§ **Requirement**:
Send back the entries below exactly as they appear.

···

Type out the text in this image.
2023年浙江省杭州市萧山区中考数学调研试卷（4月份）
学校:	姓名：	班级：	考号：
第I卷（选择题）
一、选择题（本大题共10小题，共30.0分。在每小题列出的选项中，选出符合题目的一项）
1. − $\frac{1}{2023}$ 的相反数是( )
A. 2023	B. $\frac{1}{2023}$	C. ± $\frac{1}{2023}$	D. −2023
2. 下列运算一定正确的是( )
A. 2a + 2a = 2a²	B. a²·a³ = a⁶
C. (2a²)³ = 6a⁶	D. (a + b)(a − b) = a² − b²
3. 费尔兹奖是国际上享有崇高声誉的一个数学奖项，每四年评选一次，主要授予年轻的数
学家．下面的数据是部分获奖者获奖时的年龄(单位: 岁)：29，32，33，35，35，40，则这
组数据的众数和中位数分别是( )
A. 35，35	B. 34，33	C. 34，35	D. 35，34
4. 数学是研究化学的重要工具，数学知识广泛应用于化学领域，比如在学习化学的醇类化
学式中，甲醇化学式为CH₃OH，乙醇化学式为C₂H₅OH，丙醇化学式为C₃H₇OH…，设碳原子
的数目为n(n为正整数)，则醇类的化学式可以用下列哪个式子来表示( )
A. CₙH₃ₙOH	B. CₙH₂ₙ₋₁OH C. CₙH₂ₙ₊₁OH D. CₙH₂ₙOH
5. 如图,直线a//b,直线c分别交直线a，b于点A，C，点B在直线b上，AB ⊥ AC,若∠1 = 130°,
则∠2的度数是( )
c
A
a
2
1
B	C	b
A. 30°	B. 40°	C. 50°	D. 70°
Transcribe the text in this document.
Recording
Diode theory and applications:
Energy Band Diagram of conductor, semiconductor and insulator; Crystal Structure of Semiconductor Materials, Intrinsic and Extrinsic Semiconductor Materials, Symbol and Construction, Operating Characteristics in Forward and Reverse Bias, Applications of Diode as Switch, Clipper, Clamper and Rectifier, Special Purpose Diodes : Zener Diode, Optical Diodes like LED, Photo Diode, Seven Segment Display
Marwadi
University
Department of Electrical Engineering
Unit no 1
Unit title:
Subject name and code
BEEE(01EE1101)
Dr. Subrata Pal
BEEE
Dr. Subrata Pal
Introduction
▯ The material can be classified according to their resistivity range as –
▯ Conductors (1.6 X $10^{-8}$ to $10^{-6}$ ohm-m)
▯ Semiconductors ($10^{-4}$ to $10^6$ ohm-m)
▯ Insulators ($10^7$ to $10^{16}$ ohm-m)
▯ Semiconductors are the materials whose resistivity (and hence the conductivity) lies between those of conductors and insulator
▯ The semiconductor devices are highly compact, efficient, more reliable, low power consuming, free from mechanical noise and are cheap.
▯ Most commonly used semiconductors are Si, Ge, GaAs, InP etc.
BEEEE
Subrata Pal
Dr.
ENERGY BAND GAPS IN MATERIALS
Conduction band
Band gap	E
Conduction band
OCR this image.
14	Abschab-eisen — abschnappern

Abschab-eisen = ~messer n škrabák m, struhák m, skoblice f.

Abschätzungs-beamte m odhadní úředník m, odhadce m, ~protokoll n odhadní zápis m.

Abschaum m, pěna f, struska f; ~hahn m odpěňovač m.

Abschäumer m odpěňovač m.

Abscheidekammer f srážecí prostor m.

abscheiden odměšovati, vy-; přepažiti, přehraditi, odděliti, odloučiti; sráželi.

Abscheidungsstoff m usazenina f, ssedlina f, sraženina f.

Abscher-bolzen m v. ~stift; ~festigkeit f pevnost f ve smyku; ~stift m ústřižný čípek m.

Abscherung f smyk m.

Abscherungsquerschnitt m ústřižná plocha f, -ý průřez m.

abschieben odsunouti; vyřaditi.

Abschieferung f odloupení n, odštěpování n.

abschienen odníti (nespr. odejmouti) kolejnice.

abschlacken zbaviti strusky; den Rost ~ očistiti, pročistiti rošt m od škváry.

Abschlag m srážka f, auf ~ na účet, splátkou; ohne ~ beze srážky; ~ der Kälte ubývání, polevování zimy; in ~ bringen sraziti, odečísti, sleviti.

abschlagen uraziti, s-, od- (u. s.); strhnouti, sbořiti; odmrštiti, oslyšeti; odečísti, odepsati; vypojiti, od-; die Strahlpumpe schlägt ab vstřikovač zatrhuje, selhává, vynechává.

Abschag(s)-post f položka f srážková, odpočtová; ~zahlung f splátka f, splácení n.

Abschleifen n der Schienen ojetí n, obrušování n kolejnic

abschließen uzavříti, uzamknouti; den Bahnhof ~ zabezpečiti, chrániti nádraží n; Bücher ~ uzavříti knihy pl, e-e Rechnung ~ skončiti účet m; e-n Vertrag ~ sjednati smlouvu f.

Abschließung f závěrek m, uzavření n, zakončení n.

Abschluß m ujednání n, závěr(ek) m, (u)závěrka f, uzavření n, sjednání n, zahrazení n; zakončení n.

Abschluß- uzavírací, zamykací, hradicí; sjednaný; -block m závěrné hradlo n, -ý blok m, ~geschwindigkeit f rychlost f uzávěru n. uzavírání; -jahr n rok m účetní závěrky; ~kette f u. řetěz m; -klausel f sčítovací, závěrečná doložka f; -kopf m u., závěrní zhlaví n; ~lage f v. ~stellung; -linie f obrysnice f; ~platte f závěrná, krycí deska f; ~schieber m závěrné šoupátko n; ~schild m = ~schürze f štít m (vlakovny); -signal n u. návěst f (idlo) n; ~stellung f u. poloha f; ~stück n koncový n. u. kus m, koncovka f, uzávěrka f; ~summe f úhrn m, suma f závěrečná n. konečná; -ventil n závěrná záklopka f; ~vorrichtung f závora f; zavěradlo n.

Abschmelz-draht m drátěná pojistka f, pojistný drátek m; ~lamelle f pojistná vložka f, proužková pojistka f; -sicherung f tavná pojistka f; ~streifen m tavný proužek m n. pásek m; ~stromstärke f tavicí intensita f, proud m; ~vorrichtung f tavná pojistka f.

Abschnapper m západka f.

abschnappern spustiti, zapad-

···

§ **Result for this task**:
Type out the text in this image.
2023年浙江省杭州市萧山区中考数学调研试卷（4月份）
学校:	姓名：	班级：	考号：
第I卷（选择题）
一、选择题（本大题共10小题，共30.0分。在每小题列出的选项中，选出符合题目的一项）
1. − $\frac{1}{2023}$ 的相反数是( )
A. 2023	B. $\frac{1}{2023}$	C. ± $\frac{1}{2023}$	D. −2023
2. 下列运算一定正确的是( )
A. 2a + 2a = 2a²	B. a²·a³ = a⁶
C. (2a²)³ = 6a⁶	D. (a + b)(a − b) = a² − b²
3. 费尔兹奖是国际上享有崇高声誉的一个数学奖项，每四年评选一次，主要授予年轻的数
学家．下面的数据是部分获奖者获奖时的年龄(单位: 岁)：29，32，33，35，35，40，则这
组数据的众数和中位数分别是( )
A. 35，35	B. 34，33	C. 34，35	D. 35，34
4. 数学是研究化学的重要工具，数学知识广泛应用于化学领域，比如在学习化学的醇类化
学式中，甲醇化学式为CH₃OH，乙醇化学式为C₂H₅OH，丙醇化学式为C₃H₇OH…，设碳原子
的数目为n(n为正整数)，则醇类的化学式可以用下列哪个式子来表示( )
A. CₙH₃ₙOH	B. CₙH₂ₙ₋₁OH C. CₙH₂ₙ₊₁OH D. CₙH₂ₙOH
5. 如图,直线a//b,直线c分别交直线a，b于点A，C，点B在直线b上，AB ⊥ AC,若∠1 = 130°,
则∠2的度数是( )
c
A
a
2
1
B	C	b
A. 30°	B. 40°	C. 50°	D. 70°
Transcribe the text in this document.
Recording
Diode theory and applications:
Energy Band Diagram of conductor, semiconductor and insulator; Crystal Structure of Semiconductor Materials, Intrinsic and Extrinsic Semiconductor Materials, Symbol and Construction, Operating Characteristics in Forward and Reverse Bias, Applications of Diode as Switch, Clipper, Clamper and Rectifier, Special Purpose Diodes : Zener Diode, Optical Diodes like LED, Photo Diode, Seven Segment Display
Marwadi
University
Department of Electrical Engineering
Unit no 1
Unit title:
Subject name and code
BEEE(01EE1101)
Dr. Subrata Pal
BEEE
Dr. Subrata Pal
Introduction
▯ The material can be classified according to their resistivity range as –
▯ Conductors (1.6 X $10^{-8}$ to $10^{-6}$ ohm-m)
▯ Semiconductors ($10^{-4}$ to $10^6$ ohm-m)
▯ Insulators ($10^7$ to $10^{16}$ ohm-m)
▯ Semiconductors are the materials whose resistivity (and hence the conductivity) lies between those of conductors and insulator
▯ The semiconductor devices are highly compact, efficient, more reliable, low power consuming, free from mechanical noise and are cheap.
▯ Most commonly used semiconductors are Si, Ge, GaAs, InP etc.
BEEEE
Subrata Pal
Dr.
ENERGY BAND GAPS IN MATERIALS
Conduction band
Band gap	E
Conduction band
OCR this image.
14	Abschab-eisen — abschnappern

Abschab-eisen = ~messer n škrabák m, struhák m, skoblice f.

Abschätzungs-beamte m odhadní úředník m, odhadce m, ~protokoll n odhadní zápis m.

Abschaum m, pěna f, struska f; ~hahn m odpěňovač m.

Abschäumer m odpěňovač m.

Abscheidekammer f srážecí prostor m.

abscheiden odměšovati, vy-; přepažiti, přehraditi, odděliti, odloučiti; sráželi.

Abscheidungsstoff m usazenina f, ssedlina f, sraženina f.

Abscher-bolzen m v. ~stift; ~festigkeit f pevnost f ve smyku; ~stift m ústřižný čípek m.

Abscherung f smyk m.

Abscherungsquerschnitt m ústřižná plocha f, -ý průřez m.

abschieben odsunouti; vyřaditi.

Abschieferung f odloupení n, odštěpování n.

abschienen odníti (nespr. odejmouti) kolejnice.

abschlacken zbaviti strusky; den Rost ~ očistiti, pročistiti rošt m od škváry.

Abschlag m srážka f, auf ~ na účet, splátkou; ohne ~ beze srážky; ~ der Kälte ubývání, polevování zimy; in ~ bringen sraziti, odečísti, sleviti.

abschlagen uraziti, s-, od- (u. s.); strhnouti, sbořiti; odmrštiti, oslyšeti; odečísti, odepsati; vypojiti, od-; die Strahlpumpe schlägt ab vstřikovač zatrhuje, selhává, vynechává.

Abschag(s)-post f položka f srážková, odpočtová; ~zahlung f splátka f, splácení n.

Abschleifen n der Schienen ojetí n, obrušování n kolejnic

abschließen uzavříti, uzamknouti; den Bahnhof ~ zabezpečiti, chrániti nádraží n; Bücher ~ uzavříti knihy pl, e-e Rechnung ~ skončiti účet m; e-n Vertrag ~ sjednati smlouvu f.

Abschließung f závěrek m, uzavření n, zakončení n.

Abschluß m ujednání n, závěr(ek) m, (u)závěrka f, uzavření n, sjednání n, zahrazení n; zakončení n.

Abschluß- uzavírací, zamykací, hradicí; sjednaný; -block m závěrné hradlo n, -ý blok m, ~geschwindigkeit f rychlost f uzávěru n. uzavírání; -jahr n rok m účetní závěrky; ~kette f u. řetěz m; -klausel f sčítovací, závěrečná doložka f; -kopf m u., závěrní zhlaví n; ~lage f v. ~stellung; -linie f obrysnice f; ~platte f závěrná, krycí deska f; ~schieber m závěrné šoupátko n; ~schild m = ~schürze f štít m (vlakovny); -signal n u. návěst f (idlo) n; ~stellung f u. poloha f; ~stück n koncový n. u. kus m, koncovka f, uzávěrka f; ~summe f úhrn m, suma f závěrečná n. konečná; -ventil n závěrná záklopka f; ~vorrichtung f závora f; zavěradlo n.

Abschmelz-draht m drátěná pojistka f, pojistný drátek m; ~lamelle f pojistná vložka f, proužková pojistka f; -sicherung f tavná pojistka f; ~streifen m tavný proužek m n. pásek m; ~stromstärke f tavicí intensita f, proud m; ~vorrichtung f tavná pojistka f.

Abschnapper m západka f.

abschnappern spustiti, zapad-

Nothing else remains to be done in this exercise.